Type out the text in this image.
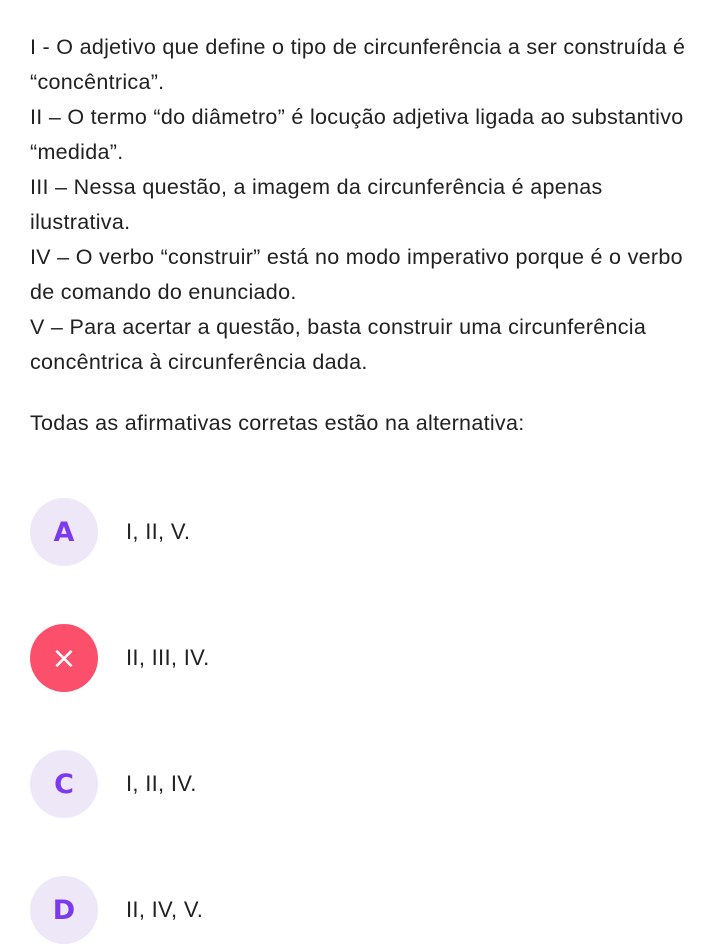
I - O adjetivo que define o tipo de circunferência a ser construída é “concêntrica”.

II – O termo “do diâmetro” é locução adjetiva ligada ao substantivo “medida”.

III – Nessa questão, a imagem da circunferência é apenas ilustrativa.

IV – O verbo “construir” está no modo imperativo porque é o verbo de comando do enunciado.

V – Para acertar a questão, basta construir uma circunferência concêntrica à circunferência dada.

Todas as afirmativas corretas estão na alternativa:

A	I, II, V.
×	II, III, IV.
C	I, II, IV.
D	II, IV, V.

◆ ◆ ◆ ◆

Omit all pictures while transcribing the entries verbatim.

Type out the text in this image.
I - O adjetivo que define o tipo de circunferência a ser construída é “concêntrica”.

II – O termo “do diâmetro” é locução adjetiva ligada ao substantivo “medida”.

III – Nessa questão, a imagem da circunferência é apenas ilustrativa.

IV – O verbo “construir” está no modo imperativo porque é o verbo de comando do enunciado.

V – Para acertar a questão, basta construir uma circunferência concêntrica à circunferência dada.

Todas as afirmativas corretas estão na alternativa:

A	I, II, V.
×	II, III, IV.
C	I, II, IV.
D	II, IV, V.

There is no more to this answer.